Quote every line as written. Omit pictures.

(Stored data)
══════
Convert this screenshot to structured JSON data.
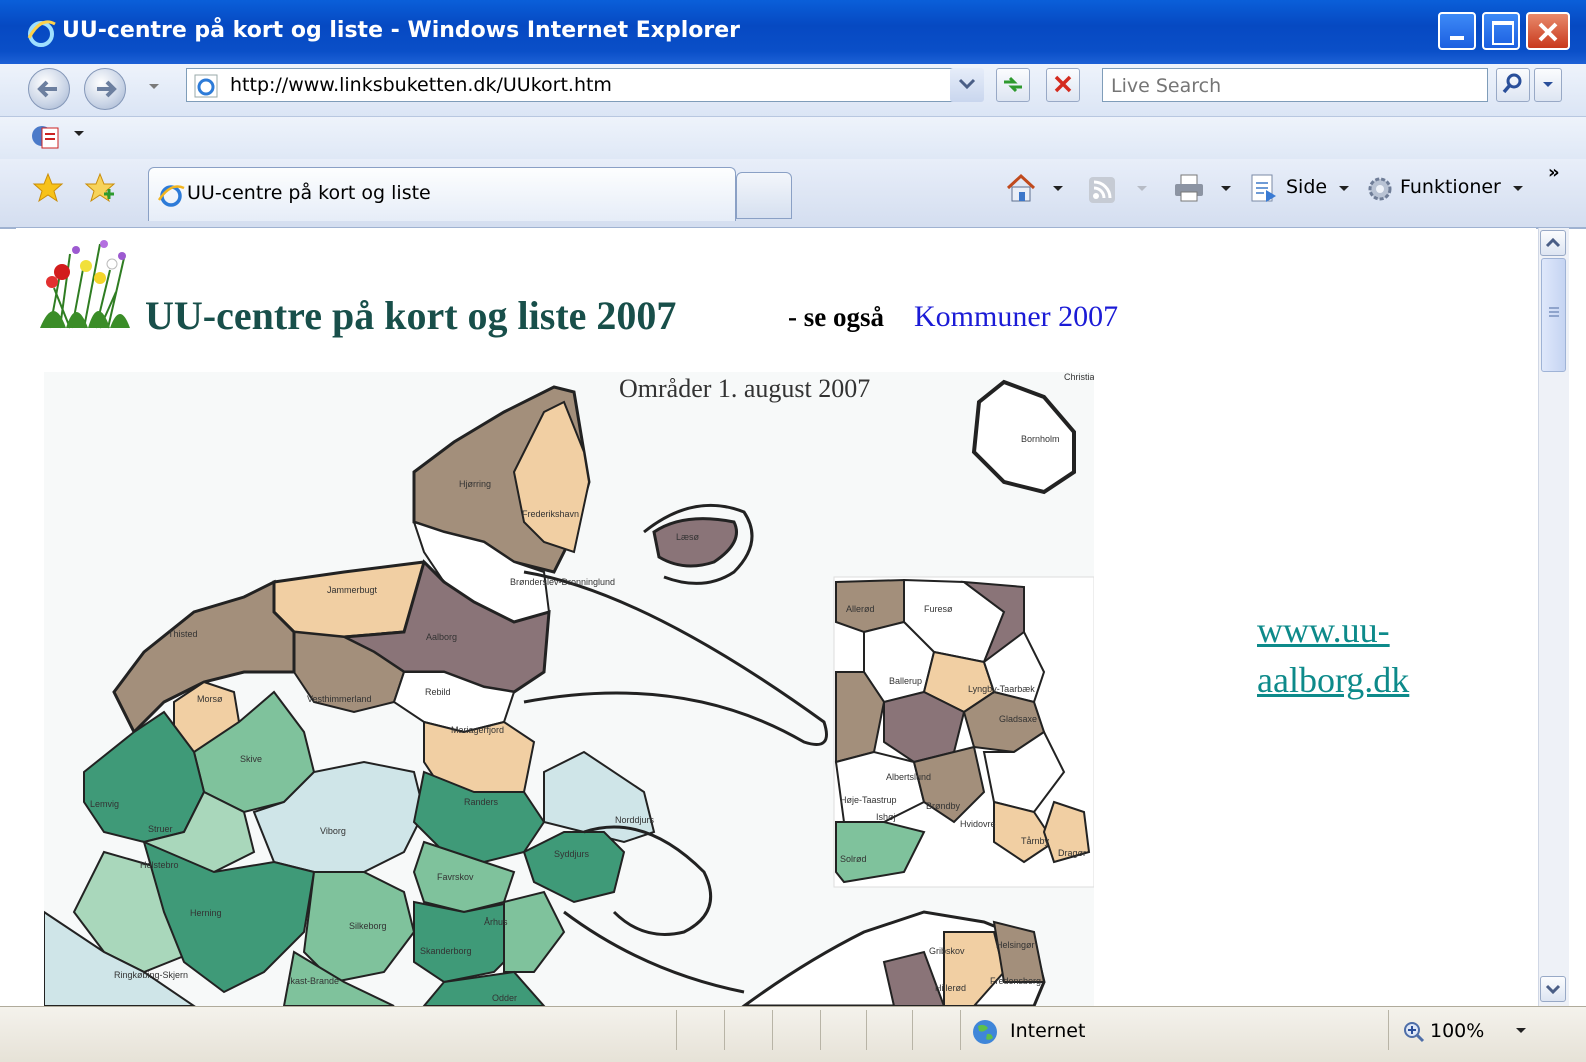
{
  "window": {
    "title": "UU-centre på kort og liste - Windows Internet Explorer"
  },
  "address_bar": {
    "url": "http://www.linksbuketten.dk/UUkort.htm"
  },
  "search": {
    "placeholder": "Live Search"
  },
  "tabs": [
    {
      "label": "UU-centre på kort og liste"
    }
  ],
  "command_bar": {
    "page_label": "Side",
    "tools_label": "Funktioner",
    "more": "»"
  },
  "page": {
    "title": "UU-centre på kort og liste 2007",
    "see_also": "- se også",
    "see_also_link": "Kommuner 2007",
    "side_link_line1": "www.uu-",
    "side_link_line2": "aalborg.dk"
  },
  "map": {
    "title": "Områder 1. august 2007",
    "labels": [
      "Bornholm",
      "Hjørring",
      "Frederikshavn",
      "Læsø",
      "Brønderslev-Dronninglund",
      "Jammerbugt",
      "Thisted",
      "Aalborg",
      "Morsø",
      "Vesthimmerland",
      "Rebild",
      "Mariagerfjord",
      "Skive",
      "Lemvig",
      "Struer",
      "Randers",
      "Viborg",
      "Norddjurs",
      "Syddjurs",
      "Holstebro",
      "Favrskov",
      "Herning",
      "Silkeborg",
      "Århus",
      "Skanderborg",
      "Ringkøbing-Skjern",
      "Ikast-Brande",
      "Odder",
      "Gribskov",
      "Helsingør",
      "Fredensborg",
      "Hillerød",
      "Allerød",
      "Furesø",
      "Lyngby-Taarbæk",
      "Gladsaxe",
      "Ballerup",
      "Albertslund",
      "Høje-Taastrup",
      "Ishøj",
      "Brøndby",
      "Hvidovre",
      "Tårnby",
      "Dragør",
      "Solrød",
      "Christiansø"
    ],
    "colors": {
      "brown": "#a38f7b",
      "mauve": "#8a7478",
      "tan": "#f1cfa3",
      "green_dark": "#3f9a78",
      "green_mid": "#7fc29c",
      "green_light": "#a9d7bb",
      "blue_pale": "#cfe5e8"
    }
  },
  "status": {
    "zone": "Internet",
    "zoom": "100%"
  }
}
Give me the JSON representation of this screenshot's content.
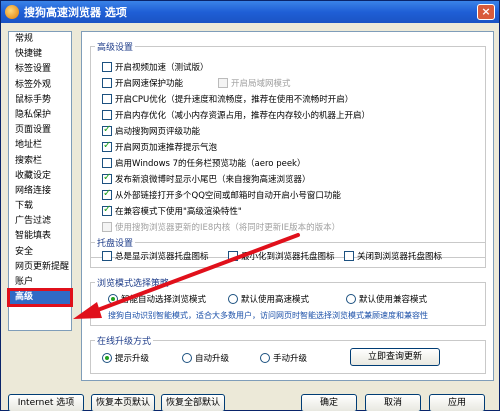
{
  "window": {
    "title": "搜狗高速浏览器 选项",
    "close_label": "×"
  },
  "sidebar": {
    "items": [
      "常规",
      "快捷键",
      "标签设置",
      "标签外观",
      "鼠标手势",
      "隐私保护",
      "页面设置",
      "地址栏",
      "搜索栏",
      "收藏设定",
      "网络连接",
      "下载",
      "广告过滤",
      "智能填表",
      "安全",
      "网页更新提醒",
      "账户",
      "高级"
    ],
    "selected": "高级"
  },
  "advanced": {
    "legend": "高级设置",
    "items": [
      {
        "label": "开启视频加速（测试版）",
        "checked": false,
        "disabled": false
      },
      {
        "label": "开启网速保护功能",
        "checked": false,
        "disabled": false
      },
      {
        "label": "开启局域网模式",
        "checked": false,
        "disabled": true
      },
      {
        "label": "开启CPU优化（提升速度和流畅度，推荐在使用不流畅时开启）",
        "checked": false,
        "disabled": false
      },
      {
        "label": "开启内存优化（减小内存资源占用，推荐在内存较小的机器上开启）",
        "checked": false,
        "disabled": false
      },
      {
        "label": "启动搜狗网页评级功能",
        "checked": true,
        "disabled": false
      },
      {
        "label": "开启网页加速推荐提示气泡",
        "checked": true,
        "disabled": false
      },
      {
        "label": "启用Windows 7的任务栏预览功能（aero peek）",
        "checked": false,
        "disabled": false
      },
      {
        "label": "发布新浪微博时显示小尾巴（来自搜狗高速浏览器）",
        "checked": true,
        "disabled": false
      },
      {
        "label": "从外部链接打开多个QQ空间或邮箱时自动开启小号窗口功能",
        "checked": true,
        "disabled": false
      },
      {
        "label": "在兼容模式下使用\"高级渲染特性\"",
        "checked": true,
        "disabled": false
      },
      {
        "label": "使用搜狗浏览器更新的IE8内核（将同时更新IE版本的版本）",
        "checked": false,
        "disabled": true
      }
    ]
  },
  "tray": {
    "legend": "托盘设置",
    "items": [
      {
        "label": "总是显示浏览器托盘图标",
        "checked": false
      },
      {
        "label": "最小化到浏览器托盘图标",
        "checked": false
      },
      {
        "label": "关闭到浏览器托盘图标",
        "checked": false
      }
    ]
  },
  "browse_mode": {
    "legend": "浏览模式选择策略",
    "options": [
      {
        "label": "智能自动选择浏览模式",
        "checked": true
      },
      {
        "label": "默认使用高速模式",
        "checked": false
      },
      {
        "label": "默认使用兼容模式",
        "checked": false
      }
    ],
    "hint": "搜狗自动识别智能模式，适合大多数用户，访问网页时智能选择浏览模式兼顾速度和兼容性"
  },
  "upgrade": {
    "legend": "在线升级方式",
    "options": [
      {
        "label": "提示升级",
        "checked": true
      },
      {
        "label": "自动升级",
        "checked": false
      },
      {
        "label": "手动升级",
        "checked": false
      }
    ],
    "check_button": "立即查询更新"
  },
  "footer": {
    "internet_options": "Internet 选项",
    "restore_page": "恢复本页默认",
    "restore_all": "恢复全部默认",
    "ok": "确定",
    "cancel": "取消",
    "apply": "应用"
  },
  "colors": {
    "arrow": "#e0101b",
    "title_bar": "#1f5fd6",
    "selected": "#316ac5"
  }
}
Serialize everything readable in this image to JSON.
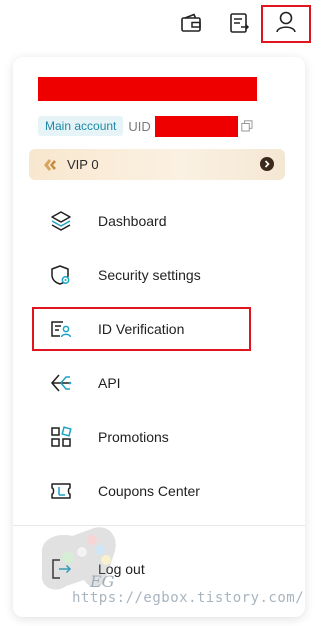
{
  "topbar": {
    "icons": [
      "wallet-icon",
      "orders-icon",
      "user-icon"
    ]
  },
  "account": {
    "badge": "Main account",
    "uid_label": "UID"
  },
  "vip": {
    "label": "VIP 0"
  },
  "menu": {
    "items": [
      {
        "label": "Dashboard",
        "icon": "layers-icon"
      },
      {
        "label": "Security settings",
        "icon": "shield-icon"
      },
      {
        "label": "ID Verification",
        "icon": "id-card-icon"
      },
      {
        "label": "API",
        "icon": "api-icon"
      },
      {
        "label": "Promotions",
        "icon": "grid-icon"
      },
      {
        "label": "Coupons Center",
        "icon": "coupon-icon"
      }
    ],
    "logout": "Log out"
  },
  "watermark": {
    "text": "https://egbox.tistory.com/",
    "logo_text": "EG"
  },
  "colors": {
    "accent": "#1d8aa8",
    "highlight": "#e0141e",
    "redaction": "#ee0000"
  }
}
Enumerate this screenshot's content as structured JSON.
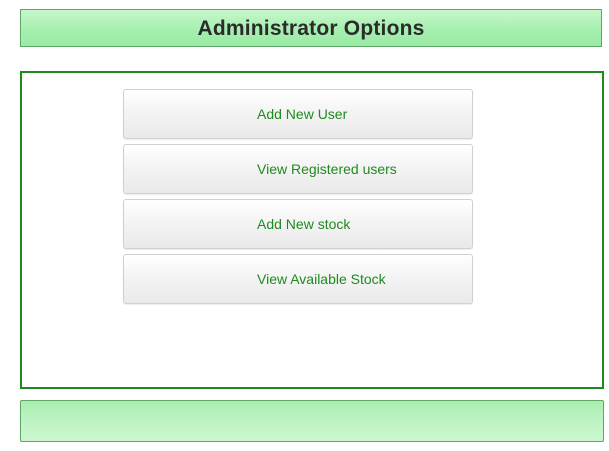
{
  "header": {
    "title": "Administrator Options"
  },
  "menu": {
    "items": [
      {
        "label": "Add New User"
      },
      {
        "label": "View Registered users"
      },
      {
        "label": "Add New stock"
      },
      {
        "label": "View Available Stock"
      }
    ]
  },
  "colors": {
    "header_bg": "#a6efaf",
    "panel_border": "#1d8a1d",
    "link_text": "#1f8a1f",
    "title_text": "#2b2b2b"
  }
}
══════
*EXERCISE RESULT*
Convert this screenshot to structured JSON data.
{
  "window": {
    "title": "UU-centre på kort og liste - Windows Internet Explorer"
  },
  "address_bar": {
    "url": "http://www.linksbuketten.dk/UUkort.htm"
  },
  "search": {
    "placeholder": "Live Search"
  },
  "tabs": [
    {
      "label": "UU-centre på kort og liste"
    }
  ],
  "command_bar": {
    "page_label": "Side",
    "tools_label": "Funktioner",
    "more": "»"
  },
  "page": {
    "title": "UU-centre på kort og liste 2007",
    "see_also": "- se også",
    "see_also_link": "Kommuner 2007",
    "side_link_line1": "www.uu-",
    "side_link_line2": "aalborg.dk"
  },
  "map": {
    "title": "Områder 1. august 2007",
    "labels": [
      "Bornholm",
      "Hjørring",
      "Frederikshavn",
      "Læsø",
      "Brønderslev-Dronninglund",
      "Jammerbugt",
      "Thisted",
      "Aalborg",
      "Morsø",
      "Vesthimmerland",
      "Rebild",
      "Mariagerfjord",
      "Skive",
      "Lemvig",
      "Struer",
      "Randers",
      "Viborg",
      "Norddjurs",
      "Syddjurs",
      "Holstebro",
      "Favrskov",
      "Herning",
      "Silkeborg",
      "Århus",
      "Skanderborg",
      "Ringkøbing-Skjern",
      "Ikast-Brande",
      "Odder",
      "Gribskov",
      "Helsingør",
      "Fredensborg",
      "Hillerød",
      "Allerød",
      "Furesø",
      "Lyngby-Taarbæk",
      "Gladsaxe",
      "Ballerup",
      "Albertslund",
      "Høje-Taastrup",
      "Ishøj",
      "Brøndby",
      "Hvidovre",
      "Tårnby",
      "Dragør",
      "Solrød",
      "Christiansø"
    ],
    "colors": {
      "brown": "#a38f7b",
      "mauve": "#8a7478",
      "tan": "#f1cfa3",
      "green_dark": "#3f9a78",
      "green_mid": "#7fc29c",
      "green_light": "#a9d7bb",
      "blue_pale": "#cfe5e8"
    }
  },
  "status": {
    "zone": "Internet",
    "zoom": "100%"
  }
}
Give me the JSON representation of this screenshot's content.
{
  "window": {
    "title": "搜狗高速浏览器 选项",
    "close_label": "×"
  },
  "sidebar": {
    "items": [
      "常规",
      "快捷键",
      "标签设置",
      "标签外观",
      "鼠标手势",
      "隐私保护",
      "页面设置",
      "地址栏",
      "搜索栏",
      "收藏设定",
      "网络连接",
      "下载",
      "广告过滤",
      "智能填表",
      "安全",
      "网页更新提醒",
      "账户",
      "高级"
    ],
    "selected": "高级"
  },
  "advanced": {
    "legend": "高级设置",
    "items": [
      {
        "label": "开启视频加速（测试版）",
        "checked": false,
        "disabled": false
      },
      {
        "label": "开启网速保护功能",
        "checked": false,
        "disabled": false
      },
      {
        "label": "开启局域网模式",
        "checked": false,
        "disabled": true
      },
      {
        "label": "开启CPU优化（提升速度和流畅度，推荐在使用不流畅时开启）",
        "checked": false,
        "disabled": false
      },
      {
        "label": "开启内存优化（减小内存资源占用，推荐在内存较小的机器上开启）",
        "checked": false,
        "disabled": false
      },
      {
        "label": "启动搜狗网页评级功能",
        "checked": true,
        "disabled": false
      },
      {
        "label": "开启网页加速推荐提示气泡",
        "checked": true,
        "disabled": false
      },
      {
        "label": "启用Windows 7的任务栏预览功能（aero peek）",
        "checked": false,
        "disabled": false
      },
      {
        "label": "发布新浪微博时显示小尾巴（来自搜狗高速浏览器）",
        "checked": true,
        "disabled": false
      },
      {
        "label": "从外部链接打开多个QQ空间或邮箱时自动开启小号窗口功能",
        "checked": true,
        "disabled": false
      },
      {
        "label": "在兼容模式下使用\"高级渲染特性\"",
        "checked": true,
        "disabled": false
      },
      {
        "label": "使用搜狗浏览器更新的IE8内核（将同时更新IE版本的版本）",
        "checked": false,
        "disabled": true
      }
    ]
  },
  "tray": {
    "legend": "托盘设置",
    "items": [
      {
        "label": "总是显示浏览器托盘图标",
        "checked": false
      },
      {
        "label": "最小化到浏览器托盘图标",
        "checked": false
      },
      {
        "label": "关闭到浏览器托盘图标",
        "checked": false
      }
    ]
  },
  "browse_mode": {
    "legend": "浏览模式选择策略",
    "options": [
      {
        "label": "智能自动选择浏览模式",
        "checked": true
      },
      {
        "label": "默认使用高速模式",
        "checked": false
      },
      {
        "label": "默认使用兼容模式",
        "checked": false
      }
    ],
    "hint": "搜狗自动识别智能模式，适合大多数用户，访问网页时智能选择浏览模式兼顾速度和兼容性"
  },
  "upgrade": {
    "legend": "在线升级方式",
    "options": [
      {
        "label": "提示升级",
        "checked": true
      },
      {
        "label": "自动升级",
        "checked": false
      },
      {
        "label": "手动升级",
        "checked": false
      }
    ],
    "check_button": "立即查询更新"
  },
  "footer": {
    "internet_options": "Internet 选项",
    "restore_page": "恢复本页默认",
    "restore_all": "恢复全部默认",
    "ok": "确定",
    "cancel": "取消",
    "apply": "应用"
  },
  "colors": {
    "arrow": "#e0101b",
    "title_bar": "#1f5fd6",
    "selected": "#316ac5"
  }
}
Serialize everything readable in this image to JSON.
{
  "topbar": {
    "icons": [
      "wallet-icon",
      "orders-icon",
      "user-icon"
    ]
  },
  "account": {
    "badge": "Main account",
    "uid_label": "UID"
  },
  "vip": {
    "label": "VIP 0"
  },
  "menu": {
    "items": [
      {
        "label": "Dashboard",
        "icon": "layers-icon"
      },
      {
        "label": "Security settings",
        "icon": "shield-icon"
      },
      {
        "label": "ID Verification",
        "icon": "id-card-icon"
      },
      {
        "label": "API",
        "icon": "api-icon"
      },
      {
        "label": "Promotions",
        "icon": "grid-icon"
      },
      {
        "label": "Coupons Center",
        "icon": "coupon-icon"
      }
    ],
    "logout": "Log out"
  },
  "watermark": {
    "text": "https://egbox.tistory.com/",
    "logo_text": "EG"
  },
  "colors": {
    "accent": "#1d8aa8",
    "highlight": "#e0141e",
    "redaction": "#ee0000"
  }
}
Enumerate this screenshot's content as structured JSON.
{
  "header": {
    "title": "Administrator Options"
  },
  "menu": {
    "items": [
      {
        "label": "Add New User"
      },
      {
        "label": "View Registered users"
      },
      {
        "label": "Add New stock"
      },
      {
        "label": "View Available Stock"
      }
    ]
  },
  "colors": {
    "header_bg": "#a6efaf",
    "panel_border": "#1d8a1d",
    "link_text": "#1f8a1f",
    "title_text": "#2b2b2b"
  }
}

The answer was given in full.